# Short exercise
Repeat the listing in full, word for word.

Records
━━━

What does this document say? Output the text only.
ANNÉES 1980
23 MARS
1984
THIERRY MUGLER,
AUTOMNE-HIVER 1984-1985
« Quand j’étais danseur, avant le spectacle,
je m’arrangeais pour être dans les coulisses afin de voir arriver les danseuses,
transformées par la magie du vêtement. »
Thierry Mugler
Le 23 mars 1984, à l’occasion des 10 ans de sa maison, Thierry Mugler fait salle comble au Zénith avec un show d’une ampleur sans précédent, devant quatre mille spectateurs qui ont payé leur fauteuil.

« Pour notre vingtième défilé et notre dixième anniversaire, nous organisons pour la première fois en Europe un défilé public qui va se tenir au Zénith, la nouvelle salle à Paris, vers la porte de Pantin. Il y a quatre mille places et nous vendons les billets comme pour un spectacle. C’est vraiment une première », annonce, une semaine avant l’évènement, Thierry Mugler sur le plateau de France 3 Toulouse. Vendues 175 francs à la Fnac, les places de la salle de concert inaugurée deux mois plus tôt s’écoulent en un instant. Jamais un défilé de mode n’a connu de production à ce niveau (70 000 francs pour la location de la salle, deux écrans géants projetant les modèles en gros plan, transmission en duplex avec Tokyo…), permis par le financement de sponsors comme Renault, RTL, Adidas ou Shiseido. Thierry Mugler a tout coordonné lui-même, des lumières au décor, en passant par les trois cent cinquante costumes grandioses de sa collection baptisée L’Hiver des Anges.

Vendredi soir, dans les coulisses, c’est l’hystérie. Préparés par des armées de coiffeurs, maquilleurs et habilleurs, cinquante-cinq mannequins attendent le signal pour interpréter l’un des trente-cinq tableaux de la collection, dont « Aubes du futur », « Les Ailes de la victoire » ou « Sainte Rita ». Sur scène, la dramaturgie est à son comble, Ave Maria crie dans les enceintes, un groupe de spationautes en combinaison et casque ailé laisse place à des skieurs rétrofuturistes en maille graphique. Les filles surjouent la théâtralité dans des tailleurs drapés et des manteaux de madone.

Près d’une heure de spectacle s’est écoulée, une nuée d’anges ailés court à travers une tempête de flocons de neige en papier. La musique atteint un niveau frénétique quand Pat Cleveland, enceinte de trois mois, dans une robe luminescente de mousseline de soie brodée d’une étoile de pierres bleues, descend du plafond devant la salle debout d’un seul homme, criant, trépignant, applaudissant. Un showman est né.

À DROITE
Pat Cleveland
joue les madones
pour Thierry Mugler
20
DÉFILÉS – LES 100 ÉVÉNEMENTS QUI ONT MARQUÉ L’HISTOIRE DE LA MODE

━━━

# Problem solution
What does this document say? Output the text only.
ANNÉES 1980
23 MARS
1984
THIERRY MUGLER,
AUTOMNE-HIVER 1984-1985
« Quand j’étais danseur, avant le spectacle,
je m’arrangeais pour être dans les coulisses afin de voir arriver les danseuses,
transformées par la magie du vêtement. »
Thierry Mugler
Le 23 mars 1984, à l’occasion des 10 ans de sa maison, Thierry Mugler fait salle comble au Zénith avec un show d’une ampleur sans précédent, devant quatre mille spectateurs qui ont payé leur fauteuil.

« Pour notre vingtième défilé et notre dixième anniversaire, nous organisons pour la première fois en Europe un défilé public qui va se tenir au Zénith, la nouvelle salle à Paris, vers la porte de Pantin. Il y a quatre mille places et nous vendons les billets comme pour un spectacle. C’est vraiment une première », annonce, une semaine avant l’évènement, Thierry Mugler sur le plateau de France 3 Toulouse. Vendues 175 francs à la Fnac, les places de la salle de concert inaugurée deux mois plus tôt s’écoulent en un instant. Jamais un défilé de mode n’a connu de production à ce niveau (70 000 francs pour la location de la salle, deux écrans géants projetant les modèles en gros plan, transmission en duplex avec Tokyo…), permis par le financement de sponsors comme Renault, RTL, Adidas ou Shiseido. Thierry Mugler a tout coordonné lui-même, des lumières au décor, en passant par les trois cent cinquante costumes grandioses de sa collection baptisée L’Hiver des Anges.

Vendredi soir, dans les coulisses, c’est l’hystérie. Préparés par des armées de coiffeurs, maquilleurs et habilleurs, cinquante-cinq mannequins attendent le signal pour interpréter l’un des trente-cinq tableaux de la collection, dont « Aubes du futur », « Les Ailes de la victoire » ou « Sainte Rita ». Sur scène, la dramaturgie est à son comble, Ave Maria crie dans les enceintes, un groupe de spationautes en combinaison et casque ailé laisse place à des skieurs rétrofuturistes en maille graphique. Les filles surjouent la théâtralité dans des tailleurs drapés et des manteaux de madone.

Près d’une heure de spectacle s’est écoulée, une nuée d’anges ailés court à travers une tempête de flocons de neige en papier. La musique atteint un niveau frénétique quand Pat Cleveland, enceinte de trois mois, dans une robe luminescente de mousseline de soie brodée d’une étoile de pierres bleues, descend du plafond devant la salle debout d’un seul homme, criant, trépignant, applaudissant. Un showman est né.

À DROITE
Pat Cleveland
joue les madones
pour Thierry Mugler
20
DÉFILÉS – LES 100 ÉVÉNEMENTS QUI ONT MARQUÉ L’HISTOIRE DE LA MODE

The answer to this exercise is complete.